What is needed - Please print every record below exactly as it appears.

Input -
————————

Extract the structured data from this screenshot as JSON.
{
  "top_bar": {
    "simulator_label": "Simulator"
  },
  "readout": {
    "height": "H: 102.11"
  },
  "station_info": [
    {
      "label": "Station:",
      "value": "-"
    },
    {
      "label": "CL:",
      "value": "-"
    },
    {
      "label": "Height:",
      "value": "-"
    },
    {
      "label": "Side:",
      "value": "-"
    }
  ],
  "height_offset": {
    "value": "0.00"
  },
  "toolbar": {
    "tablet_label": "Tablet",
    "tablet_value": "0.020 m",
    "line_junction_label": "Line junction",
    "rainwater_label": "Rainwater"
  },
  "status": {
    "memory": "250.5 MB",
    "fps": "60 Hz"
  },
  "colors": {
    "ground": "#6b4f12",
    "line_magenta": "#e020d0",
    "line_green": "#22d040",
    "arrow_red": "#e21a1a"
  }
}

————————

Reply to the task -
Extract the structured data from this screenshot as JSON.
{
  "top_bar": {
    "simulator_label": "Simulator"
  },
  "readout": {
    "height": "H: 102.11"
  },
  "station_info": [
    {
      "label": "Station:",
      "value": "-"
    },
    {
      "label": "CL:",
      "value": "-"
    },
    {
      "label": "Height:",
      "value": "-"
    },
    {
      "label": "Side:",
      "value": "-"
    }
  ],
  "height_offset": {
    "value": "0.00"
  },
  "toolbar": {
    "tablet_label": "Tablet",
    "tablet_value": "0.020 m",
    "line_junction_label": "Line junction",
    "rainwater_label": "Rainwater"
  },
  "status": {
    "memory": "250.5 MB",
    "fps": "60 Hz"
  },
  "colors": {
    "ground": "#6b4f12",
    "line_magenta": "#e020d0",
    "line_green": "#22d040",
    "arrow_red": "#e21a1a"
  }
}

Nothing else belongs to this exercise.